Task goal: Return every record below exactly as written, omitting any pictures.

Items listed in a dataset
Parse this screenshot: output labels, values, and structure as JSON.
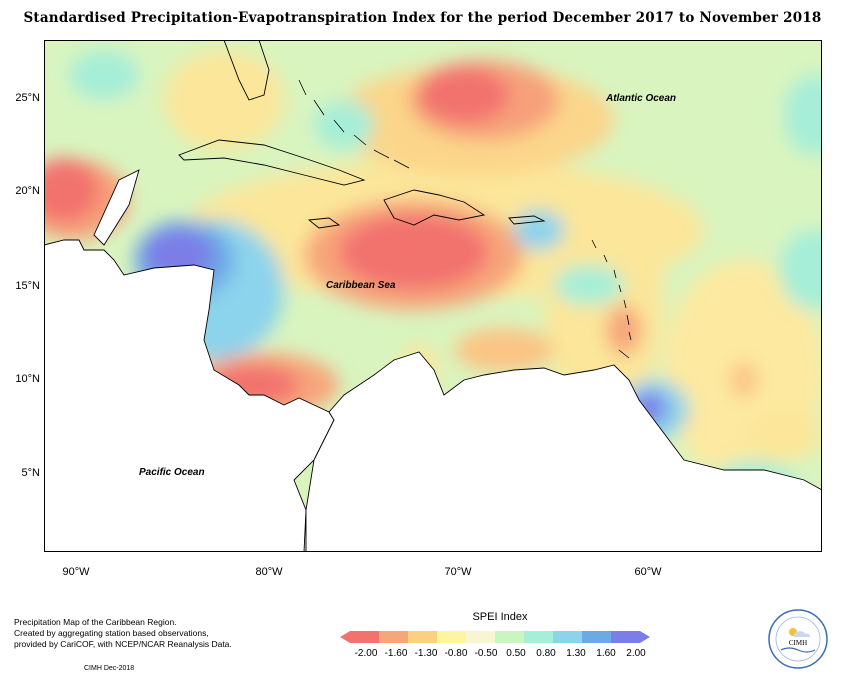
{
  "title": "Standardised Precipitation-Evapotranspiration Index for the period December 2017 to November 2018",
  "axes": {
    "lat_labels": [
      "25°N",
      "20°N",
      "15°N",
      "10°N",
      "5°N"
    ],
    "lon_labels": [
      "90°W",
      "80°W",
      "70°W",
      "60°W"
    ]
  },
  "map_labels": {
    "atlantic": "Atlantic Ocean",
    "caribbean": "Caribbean Sea",
    "pacific": "Pacific Ocean"
  },
  "footer": {
    "line1": "Precipitation Map of the Caribbean Region.",
    "line2": "Created by aggregating station based observations,",
    "line3": "provided by CariCOF, with NCEP/NCAR Reanalysis Data.",
    "credit": "CIMH Dec-2018"
  },
  "legend": {
    "title": "SPEI Index",
    "labels": [
      "-2.00",
      "-1.60",
      "-1.30",
      "-0.80",
      "-0.50",
      "0.50",
      "0.80",
      "1.30",
      "1.60",
      "2.00"
    ],
    "colors": [
      "#f2726e",
      "#f7a57a",
      "#fbd081",
      "#fdf5a0",
      "#f6f7d2",
      "#c8f5c0",
      "#a6eed8",
      "#8cd3ec",
      "#6ca9e6",
      "#7b7de8"
    ]
  },
  "logo": {
    "text": "CIMH"
  }
}
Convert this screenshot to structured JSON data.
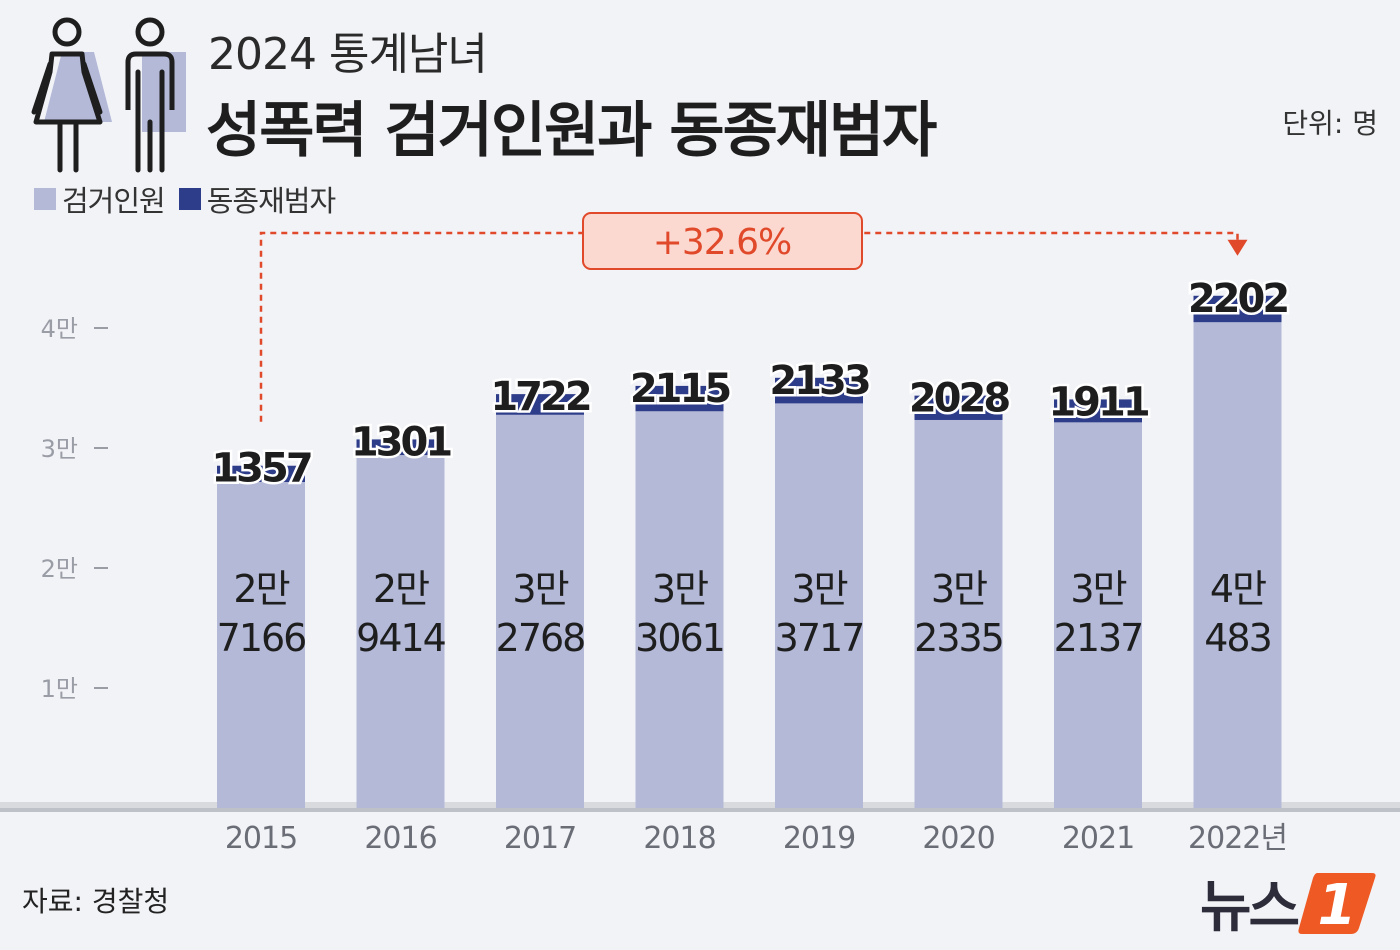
{
  "header": {
    "subtitle": "2024 통계남녀",
    "title": "성폭력 검거인원과 동종재범자",
    "unit": "단위: 명"
  },
  "legend": {
    "items": [
      {
        "label": "검거인원",
        "color": "#b3b9d7"
      },
      {
        "label": "동종재범자",
        "color": "#2e3d8a"
      }
    ]
  },
  "chart_data": {
    "type": "bar",
    "stacked": true,
    "categories": [
      "2015",
      "2016",
      "2017",
      "2018",
      "2019",
      "2020",
      "2021",
      "2022년"
    ],
    "series": [
      {
        "name": "검거인원",
        "values": [
          27166,
          29414,
          32768,
          33061,
          33717,
          32335,
          32137,
          40483
        ],
        "color": "#b3b9d7"
      },
      {
        "name": "동종재범자",
        "values": [
          1357,
          1301,
          1722,
          2115,
          2133,
          2028,
          1911,
          2202
        ],
        "color": "#2e3d8a"
      }
    ],
    "bar_labels_top": [
      "1357",
      "1301",
      "1722",
      "2115",
      "2133",
      "2028",
      "1911",
      "2202"
    ],
    "bar_labels_inner": [
      [
        "2만",
        "7166"
      ],
      [
        "2만",
        "9414"
      ],
      [
        "3만",
        "2768"
      ],
      [
        "3만",
        "3061"
      ],
      [
        "3만",
        "3717"
      ],
      [
        "3만",
        "2335"
      ],
      [
        "3만",
        "2137"
      ],
      [
        "4만",
        "483"
      ]
    ],
    "y_ticks": [
      {
        "value": 10000,
        "label": "1만"
      },
      {
        "value": 20000,
        "label": "2만"
      },
      {
        "value": 30000,
        "label": "3만"
      },
      {
        "value": 40000,
        "label": "4만"
      }
    ],
    "ylim": [
      0,
      40000
    ],
    "grid": false,
    "legend": "top-left",
    "annotation": {
      "text": "+32.6%",
      "from": "2015",
      "to": "2022년",
      "color": "#e0492a",
      "fill": "#fbd9d0"
    }
  },
  "footer": {
    "source": "자료: 경찰청",
    "logo_text": "뉴스",
    "logo_mark": "1"
  }
}
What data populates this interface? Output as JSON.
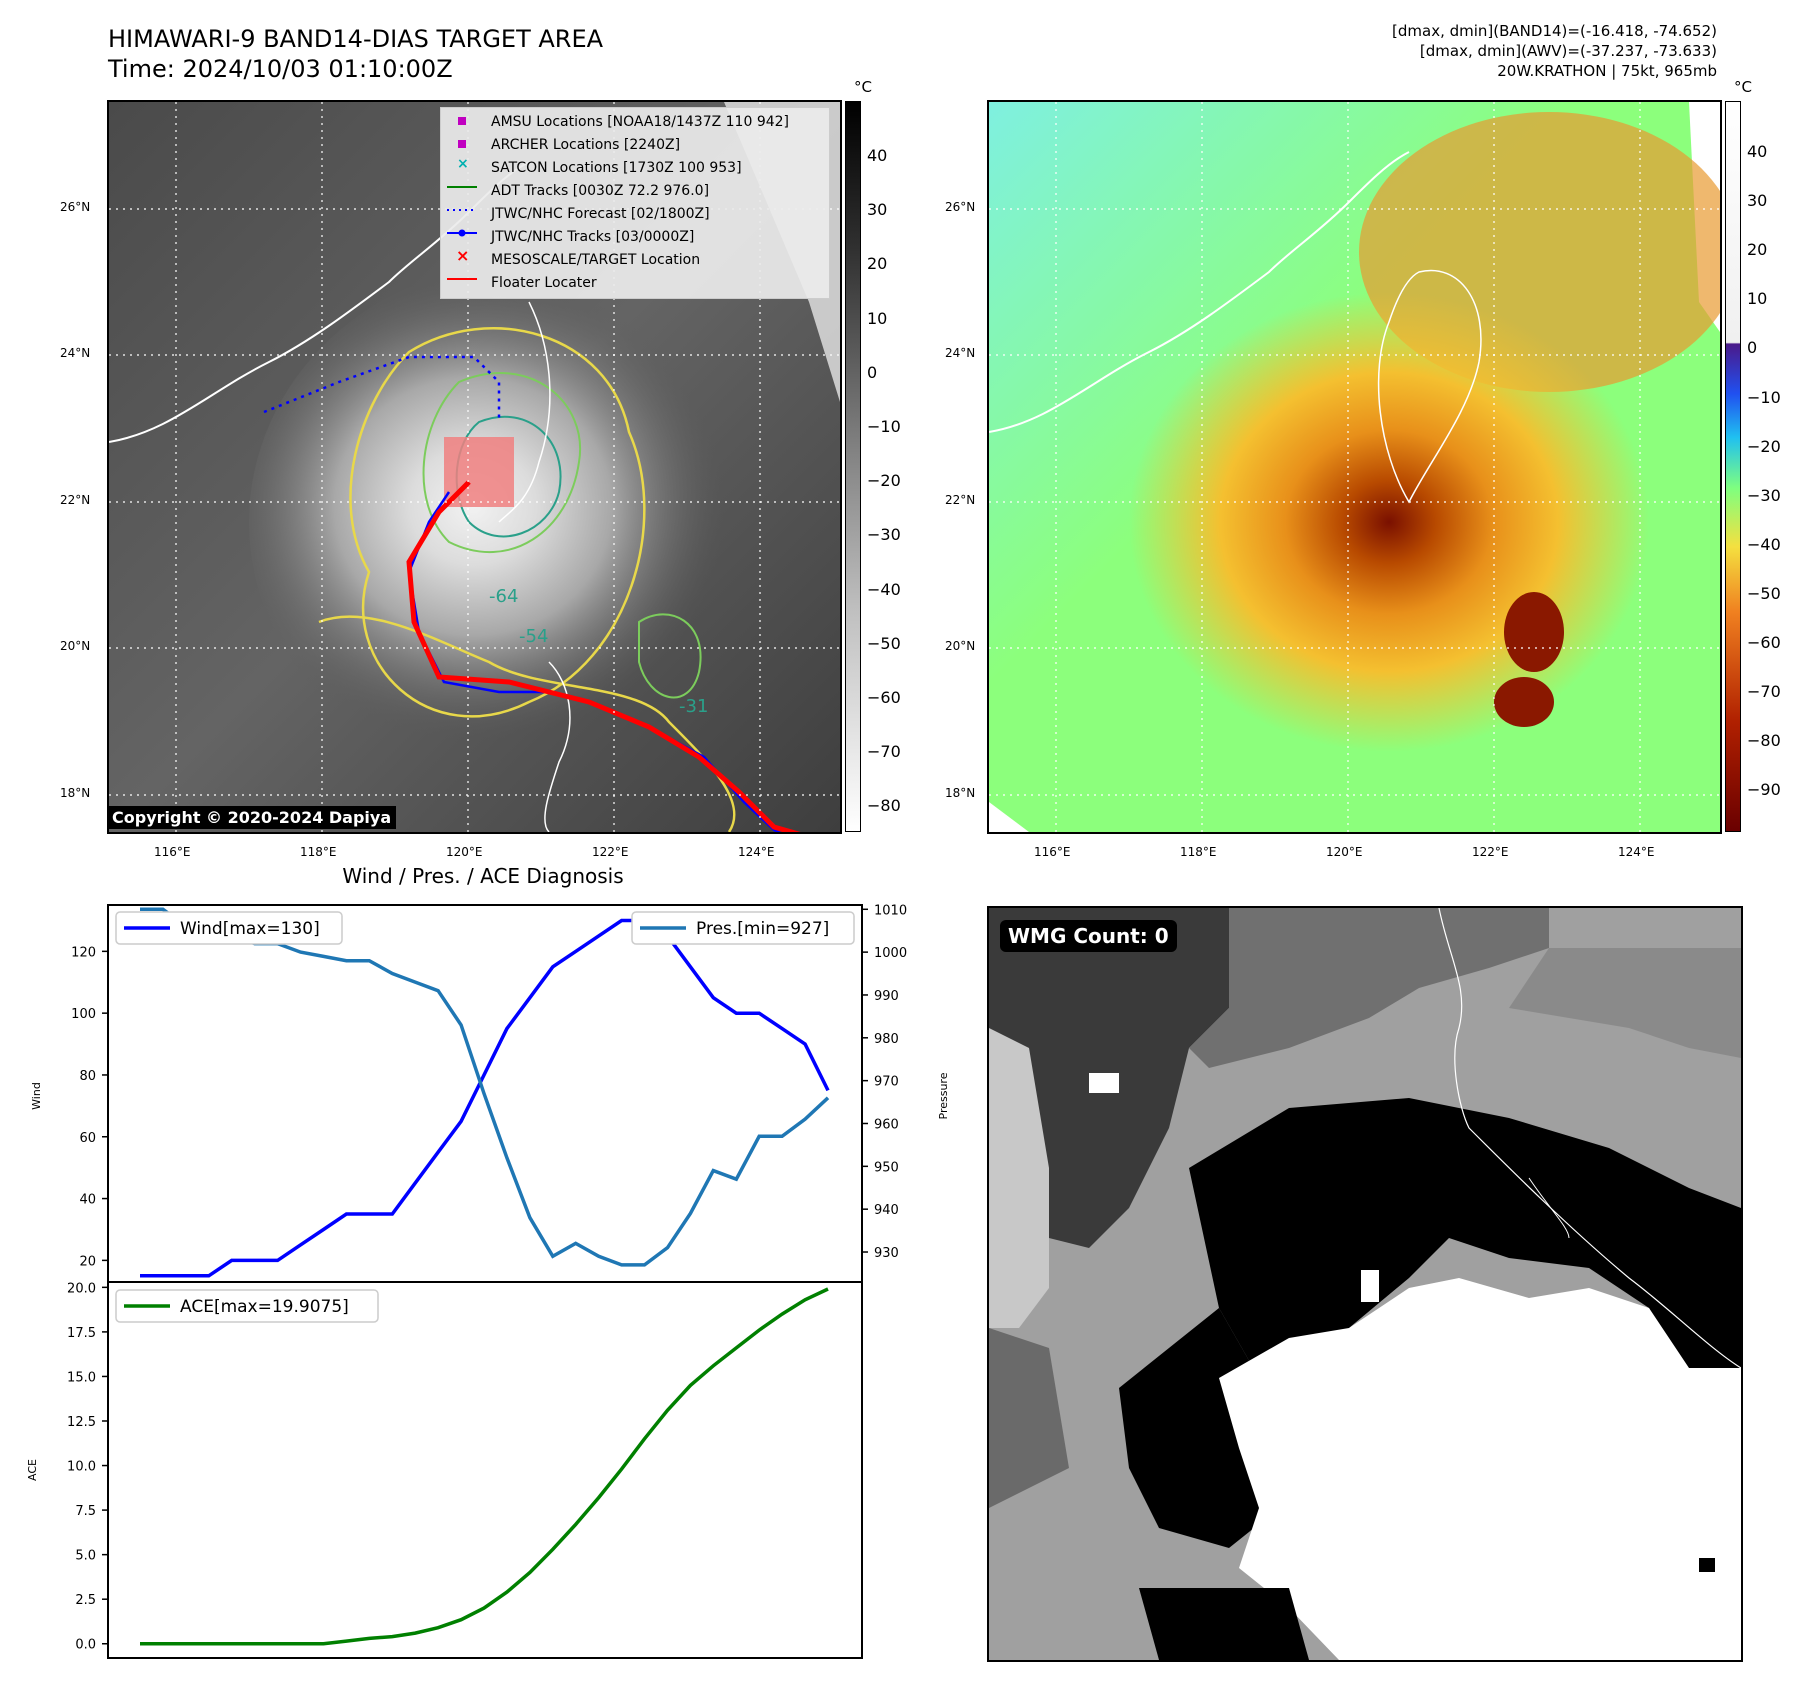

The reply:
Parse this screenshot: output labels, values, and structure as JSON.
{
  "title": "Standardised Precipitation-Evapotranspiration Index for the period December 2017 to November 2018",
  "axes": {
    "lat_labels": [
      "25°N",
      "20°N",
      "15°N",
      "10°N",
      "5°N"
    ],
    "lon_labels": [
      "90°W",
      "80°W",
      "70°W",
      "60°W"
    ]
  },
  "map_labels": {
    "atlantic": "Atlantic Ocean",
    "caribbean": "Caribbean Sea",
    "pacific": "Pacific Ocean"
  },
  "footer": {
    "line1": "Precipitation Map of the Caribbean Region.",
    "line2": "Created by aggregating station based observations,",
    "line3": "provided by CariCOF, with NCEP/NCAR Reanalysis Data.",
    "credit": "CIMH Dec-2018"
  },
  "legend": {
    "title": "SPEI Index",
    "labels": [
      "-2.00",
      "-1.60",
      "-1.30",
      "-0.80",
      "-0.50",
      "0.50",
      "0.80",
      "1.30",
      "1.60",
      "2.00"
    ],
    "colors": [
      "#f2726e",
      "#f7a57a",
      "#fbd081",
      "#fdf5a0",
      "#f6f7d2",
      "#c8f5c0",
      "#a6eed8",
      "#8cd3ec",
      "#6ca9e6",
      "#7b7de8"
    ]
  },
  "logo": {
    "text": "CIMH"
  }
}
Convert this screenshot to structured JSON data.
{
  "header": {
    "subtitle": "2024 통계남녀",
    "title": "성폭력 검거인원과 동종재범자",
    "unit": "단위: 명"
  },
  "legend": {
    "items": [
      {
        "label": "검거인원",
        "color": "#b3b9d7"
      },
      {
        "label": "동종재범자",
        "color": "#2e3d8a"
      }
    ]
  },
  "chart_data": {
    "type": "bar",
    "stacked": true,
    "categories": [
      "2015",
      "2016",
      "2017",
      "2018",
      "2019",
      "2020",
      "2021",
      "2022년"
    ],
    "series": [
      {
        "name": "검거인원",
        "values": [
          27166,
          29414,
          32768,
          33061,
          33717,
          32335,
          32137,
          40483
        ],
        "color": "#b3b9d7"
      },
      {
        "name": "동종재범자",
        "values": [
          1357,
          1301,
          1722,
          2115,
          2133,
          2028,
          1911,
          2202
        ],
        "color": "#2e3d8a"
      }
    ],
    "bar_labels_top": [
      "1357",
      "1301",
      "1722",
      "2115",
      "2133",
      "2028",
      "1911",
      "2202"
    ],
    "bar_labels_inner": [
      [
        "2만",
        "7166"
      ],
      [
        "2만",
        "9414"
      ],
      [
        "3만",
        "2768"
      ],
      [
        "3만",
        "3061"
      ],
      [
        "3만",
        "3717"
      ],
      [
        "3만",
        "2335"
      ],
      [
        "3만",
        "2137"
      ],
      [
        "4만",
        "483"
      ]
    ],
    "y_ticks": [
      {
        "value": 10000,
        "label": "1만"
      },
      {
        "value": 20000,
        "label": "2만"
      },
      {
        "value": 30000,
        "label": "3만"
      },
      {
        "value": 40000,
        "label": "4만"
      }
    ],
    "ylim": [
      0,
      40000
    ],
    "grid": false,
    "legend": "top-left",
    "annotation": {
      "text": "+32.6%",
      "from": "2015",
      "to": "2022년",
      "color": "#e0492a",
      "fill": "#fbd9d0"
    }
  },
  "footer": {
    "source": "자료: 경찰청",
    "logo_text": "뉴스",
    "logo_mark": "1"
  }
}
What data populates this interface? Output as JSON.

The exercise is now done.